Grilled 5 bacon wrapped fillets last night on “ful” which is the highest setting. Took about 25 minutes to reach max temp which was 524* (ambient temp 38*). No real sear to speak on the fillets but it cooked well with great flavor. While the bacon did crisp up nicely, I think I will end up investing in some grill grates.


----------



## WaterinHoleBrew (Mar 3, 2019)

Chris Ahlheim said:


> Grilled 5 bacon wrapped fillets last night on “ful” which is the highest setting. Took about 25 minutes to reach max temp which was 524* (ambient temp 38*). No real sear to speak on the fillets but it cooked well with great flavor. While the bacon did crisp up nicely, I think I will end up investing in some grill grates.



Thanks for the update Chris, it's much appreciated.

Justin


----------



## retfr8flyr (Mar 3, 2019)

Grill Grates make a major difference in any pellet grill.


----------



## Chris Ahlheim (Mar 5, 2019)

Ok, next up was grilled fish. 3 Tilapia fillets, 1 Rockfish fillet, and 6 raw shrimp. Ambient temp @ 20*, grill set to 500. Took a bit longer to get to temp than anticipated, so I decided to throw the fish on at 400*... about 28 minutes from start-up. Cooked them for about 7 minutes on each side, and it was done. Shrimp was pink @ about 8 minutes. All-in-all, the cook was good, but I was a bit disappointed that it took as long as it did to even reach 400*. Also, the wifi on the grill was not cooperating tonight. On start up, my phone connected to the grill right away and was tracking the set temp and actual temp. Unfortunately it ended up losing connection after about 3 minutes. As far as changes, the grill WAS moved about 15 feet away from where I had been keeping it previously, but my phone did have full WiFi signal and the grill hadn’t been unplugged since its last use (I have it on a 40’ extension cord). Not sure what the issue was, but it was very easy to report a bug via the RecTec app. More to come.

* Supplied data

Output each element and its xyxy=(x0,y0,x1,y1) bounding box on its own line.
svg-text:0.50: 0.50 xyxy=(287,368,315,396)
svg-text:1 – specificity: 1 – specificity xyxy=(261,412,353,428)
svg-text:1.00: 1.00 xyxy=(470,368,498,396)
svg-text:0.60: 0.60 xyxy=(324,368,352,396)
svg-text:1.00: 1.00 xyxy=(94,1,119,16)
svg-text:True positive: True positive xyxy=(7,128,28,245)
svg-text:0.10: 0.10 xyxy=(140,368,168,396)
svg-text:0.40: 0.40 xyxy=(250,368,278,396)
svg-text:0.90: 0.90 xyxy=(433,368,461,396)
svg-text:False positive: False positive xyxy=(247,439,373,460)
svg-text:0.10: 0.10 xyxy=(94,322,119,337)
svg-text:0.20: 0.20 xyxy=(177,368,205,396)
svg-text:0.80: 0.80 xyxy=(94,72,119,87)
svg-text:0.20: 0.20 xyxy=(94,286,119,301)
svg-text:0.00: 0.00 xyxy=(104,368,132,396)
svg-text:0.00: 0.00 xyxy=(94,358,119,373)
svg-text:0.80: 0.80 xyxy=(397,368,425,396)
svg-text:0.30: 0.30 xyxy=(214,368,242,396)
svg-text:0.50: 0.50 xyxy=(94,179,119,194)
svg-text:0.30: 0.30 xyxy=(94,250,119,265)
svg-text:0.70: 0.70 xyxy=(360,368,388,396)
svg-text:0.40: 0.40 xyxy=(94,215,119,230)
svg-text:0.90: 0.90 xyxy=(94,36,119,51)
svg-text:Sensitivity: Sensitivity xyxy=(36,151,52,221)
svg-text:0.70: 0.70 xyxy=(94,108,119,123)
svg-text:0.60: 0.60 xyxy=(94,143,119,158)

* Direction
Reproduce the stretch of the grilling forum thread from "Thanks for the" through "any pellet grill.", replacing "pellet grill" with "kamado grill".

* Reply
Thanks for the update Chris, it's much appreciated.

Justin


----------



## retfr8flyr (Mar 3, 2019)

Grill Grates make a major difference in any kamado grill.